| Provided text |

Flow Cytometric Analysis
Cell apoptosis was identified using Annexin V-FITC/PI apoptosis detection kit (MultiScience Biotech, Hangzhou, China) as described previously.20
Subcellular Fraction Assays
Cytoplasmic & Nuclear RNA Purification Kit (Norgen, Belmont, CA, USA) was used to separate the nuclear and cytoplasmic RNA of MCF-7/DDP and MDA-MB-231/DDP cells.
Luciferase Reporter Assay
The wild or mutant SNHG15 sequence containing predicted miR-381 binding site were subcloned respectively into the luciferase reporter vectors to generate SNHG15-WT and SNHG15-MUT vectors. Then, MCF-7/DDP and MDA-MB-231/DDP cells were co-transfected with these constructs and miR-381 or miR-con. Finally, luciferase activity in MCF-7/DDP and MDA-MB-231/DDP cells was determined using Luciferase Reporter assay system (Promega, Madison, WI, USA).
RNA Immunoprecipitation (RIP) Assays
RIP experiments were performed using the Magna RIP RNA-binding protein immunoprecipitation kit (Millipore, Billerica, MA, USA) and antibodies against Ago2 and IgG (Cell Signaling Technology, Danvers, MA, USA). The co-precipitated RNAs were purified and subjected to qRT-PCR analysis.
Animal Experiments
The animal experiments were conducted in strict accordance with the guiding principles of the institutional animal ethics committee and approved by the institutional research committee of the First Affiliated Hospital of Zhengzhou University. MCF-7/DDP cells stably expressing sh-SNHG15 were transplanted into BALB/c nude mice (six-week-old) from Slac Laboratory (Shanghai, China), and then mice were injected intraperitoneally with 5 mg/kg cisplatin or same volume of PBS every seven days. Every seven days, tumor sizes were monitored, and tumor volumes were calculated based on the formula: volume = 0.5 × length × width2. Mice were euthanized at 35th day post injection and tumors were excised and weighed.
Statistical Analysis
All data were evaluated as means±standard deviation (SD). The statistic difference was calculated using Student’s t-test and one-way ANOVA. P value <0.05 was considered statistically significant.

| Problems to work on |
A) Answer these questions from the methods passage:
(i) Which company made the Annexin V-FITC/PI apoptosis detection kit?
(ii) How often were the mice injected with cisplatin or PBS?
(iii) Below what P value was a result considered statistically significant?
B) Write the next part of the methods passage, picking up after its last sentence.
The rows come from a separate source.

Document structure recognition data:
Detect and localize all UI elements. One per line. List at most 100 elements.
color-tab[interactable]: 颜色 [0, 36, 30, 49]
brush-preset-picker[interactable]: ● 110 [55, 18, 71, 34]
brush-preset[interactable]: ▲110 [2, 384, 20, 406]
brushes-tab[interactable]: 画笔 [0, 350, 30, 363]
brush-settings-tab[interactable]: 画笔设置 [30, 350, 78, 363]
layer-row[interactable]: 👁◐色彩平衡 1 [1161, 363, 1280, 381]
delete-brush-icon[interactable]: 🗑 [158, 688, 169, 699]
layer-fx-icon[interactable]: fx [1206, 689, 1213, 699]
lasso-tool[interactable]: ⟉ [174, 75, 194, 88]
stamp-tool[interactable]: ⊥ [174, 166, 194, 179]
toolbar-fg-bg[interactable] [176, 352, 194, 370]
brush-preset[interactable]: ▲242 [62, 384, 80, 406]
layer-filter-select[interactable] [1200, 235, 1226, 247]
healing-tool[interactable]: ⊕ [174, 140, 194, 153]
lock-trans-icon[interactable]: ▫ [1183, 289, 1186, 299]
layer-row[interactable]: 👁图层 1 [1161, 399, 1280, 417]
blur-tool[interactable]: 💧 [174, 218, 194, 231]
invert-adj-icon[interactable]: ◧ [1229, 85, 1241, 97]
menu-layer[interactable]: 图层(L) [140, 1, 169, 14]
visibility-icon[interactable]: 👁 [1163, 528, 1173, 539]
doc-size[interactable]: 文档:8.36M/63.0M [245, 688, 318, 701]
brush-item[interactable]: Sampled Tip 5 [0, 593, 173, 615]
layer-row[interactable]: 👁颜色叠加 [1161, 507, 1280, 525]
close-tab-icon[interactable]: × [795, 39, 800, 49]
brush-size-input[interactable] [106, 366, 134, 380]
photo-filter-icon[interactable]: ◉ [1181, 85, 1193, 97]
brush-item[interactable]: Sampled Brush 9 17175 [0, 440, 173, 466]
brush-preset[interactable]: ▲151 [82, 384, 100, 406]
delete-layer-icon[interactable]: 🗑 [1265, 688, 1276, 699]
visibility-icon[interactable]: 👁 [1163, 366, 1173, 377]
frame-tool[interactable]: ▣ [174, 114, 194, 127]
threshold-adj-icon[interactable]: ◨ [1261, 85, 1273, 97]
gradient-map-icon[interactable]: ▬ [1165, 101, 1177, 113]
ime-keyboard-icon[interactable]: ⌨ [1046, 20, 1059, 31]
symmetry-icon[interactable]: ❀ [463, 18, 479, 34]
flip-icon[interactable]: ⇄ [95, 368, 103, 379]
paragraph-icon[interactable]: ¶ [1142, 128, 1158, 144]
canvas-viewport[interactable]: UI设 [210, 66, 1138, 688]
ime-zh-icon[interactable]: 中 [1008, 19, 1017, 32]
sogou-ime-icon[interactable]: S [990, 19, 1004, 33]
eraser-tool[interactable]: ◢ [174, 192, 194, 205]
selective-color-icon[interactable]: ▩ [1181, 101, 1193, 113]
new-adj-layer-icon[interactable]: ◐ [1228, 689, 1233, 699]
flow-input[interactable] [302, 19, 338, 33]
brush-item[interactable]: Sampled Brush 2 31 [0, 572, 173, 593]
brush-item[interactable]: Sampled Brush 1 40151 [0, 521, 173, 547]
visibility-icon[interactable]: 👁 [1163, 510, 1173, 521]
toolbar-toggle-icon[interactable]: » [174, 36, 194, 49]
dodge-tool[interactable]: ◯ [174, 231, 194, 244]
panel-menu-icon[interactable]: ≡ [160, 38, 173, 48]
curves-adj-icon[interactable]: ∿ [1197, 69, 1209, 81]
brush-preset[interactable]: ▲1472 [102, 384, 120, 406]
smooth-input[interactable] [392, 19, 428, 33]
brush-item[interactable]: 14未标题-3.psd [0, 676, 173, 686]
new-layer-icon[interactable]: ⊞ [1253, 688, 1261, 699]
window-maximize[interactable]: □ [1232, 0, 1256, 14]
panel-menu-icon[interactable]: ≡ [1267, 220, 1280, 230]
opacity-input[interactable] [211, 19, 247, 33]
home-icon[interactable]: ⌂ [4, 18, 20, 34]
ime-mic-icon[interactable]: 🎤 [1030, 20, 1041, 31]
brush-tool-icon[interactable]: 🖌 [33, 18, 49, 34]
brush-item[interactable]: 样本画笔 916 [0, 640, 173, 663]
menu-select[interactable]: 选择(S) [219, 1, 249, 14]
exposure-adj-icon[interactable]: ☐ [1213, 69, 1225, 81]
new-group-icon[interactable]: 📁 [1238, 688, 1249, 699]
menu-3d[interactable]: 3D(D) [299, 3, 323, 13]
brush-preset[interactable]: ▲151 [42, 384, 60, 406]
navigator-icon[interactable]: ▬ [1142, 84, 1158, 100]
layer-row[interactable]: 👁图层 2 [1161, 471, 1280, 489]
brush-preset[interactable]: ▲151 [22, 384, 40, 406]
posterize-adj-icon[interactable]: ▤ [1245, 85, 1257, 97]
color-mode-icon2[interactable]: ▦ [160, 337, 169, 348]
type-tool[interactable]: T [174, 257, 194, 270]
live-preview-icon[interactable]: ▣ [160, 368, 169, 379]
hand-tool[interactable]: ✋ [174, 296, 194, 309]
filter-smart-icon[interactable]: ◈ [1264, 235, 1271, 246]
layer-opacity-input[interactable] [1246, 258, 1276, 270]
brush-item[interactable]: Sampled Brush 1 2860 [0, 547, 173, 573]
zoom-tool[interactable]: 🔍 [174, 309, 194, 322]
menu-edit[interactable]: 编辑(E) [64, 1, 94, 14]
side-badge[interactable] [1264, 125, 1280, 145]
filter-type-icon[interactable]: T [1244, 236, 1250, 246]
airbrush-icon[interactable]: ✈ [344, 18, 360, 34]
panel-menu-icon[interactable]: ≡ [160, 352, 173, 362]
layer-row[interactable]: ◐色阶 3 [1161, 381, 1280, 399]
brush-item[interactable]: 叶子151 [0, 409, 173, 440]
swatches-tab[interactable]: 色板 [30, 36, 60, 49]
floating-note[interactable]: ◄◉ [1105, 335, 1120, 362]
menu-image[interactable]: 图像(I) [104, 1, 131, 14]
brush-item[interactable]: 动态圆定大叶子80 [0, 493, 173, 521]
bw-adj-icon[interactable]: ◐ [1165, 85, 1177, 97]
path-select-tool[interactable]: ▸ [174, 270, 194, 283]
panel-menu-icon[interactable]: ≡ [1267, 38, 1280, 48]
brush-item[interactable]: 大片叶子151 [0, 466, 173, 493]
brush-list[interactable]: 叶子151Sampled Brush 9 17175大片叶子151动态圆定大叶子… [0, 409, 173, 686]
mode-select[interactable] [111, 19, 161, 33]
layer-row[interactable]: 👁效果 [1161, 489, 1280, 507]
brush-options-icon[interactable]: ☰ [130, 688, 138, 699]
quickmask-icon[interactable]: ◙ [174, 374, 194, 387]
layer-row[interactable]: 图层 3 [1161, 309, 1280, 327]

| Answers to this exercise |
A)
(i) MultiScience Biotech
(ii) Every seven days
(iii) 0.05

B)
Results
SNHG15 Was Up-Regulated In DDP-Resistant Breast Cancer Tissues And Cell Lines
To investigate the function of SNHG15 in breast cancer, we firstly examined the expression of SNHG15 in breast cancer tissues from TCGA databases. Compared with normal tissues, SNHG15 expression was dramatically increased in breast cancer tumor tissues (Figure 1A). To further prove the result from TCGA databases, SNHG15 expression in breast cancer tumor tissues (n=42) and adjacent normal tissues (n=42) was further determined by qRT-PCR analysis. Consistently, SNHG15 was higher in breast cancer tissues than that in adjacent normal tissues (Figure 1B). Additionally, SNHG15 expression was extremely increased in DDP-resistant breast cancer tissues when compared with DDP-sensitive breast cancer tissues (Figure 1C). Furthermore, the expression of SNHG15 was significantly improved in MCF-7 and MDA-MB-231 cells compared with normal MCF-10A cells (Figure 1D and E). Notably, compared with their parental cells, MCF-7/DDP and MDA-MB-231/DDP cells displayed high SNHG15 expression level (Figure 1D and E). Moreover, the breast cancer patients with high SNHG15 level had a poor prognosis (P = 0.0162) (Figure 1F). Collectively, these data suggested that up-regulated SNHG15 may be implicated with cisplatin resistance in breast cancer.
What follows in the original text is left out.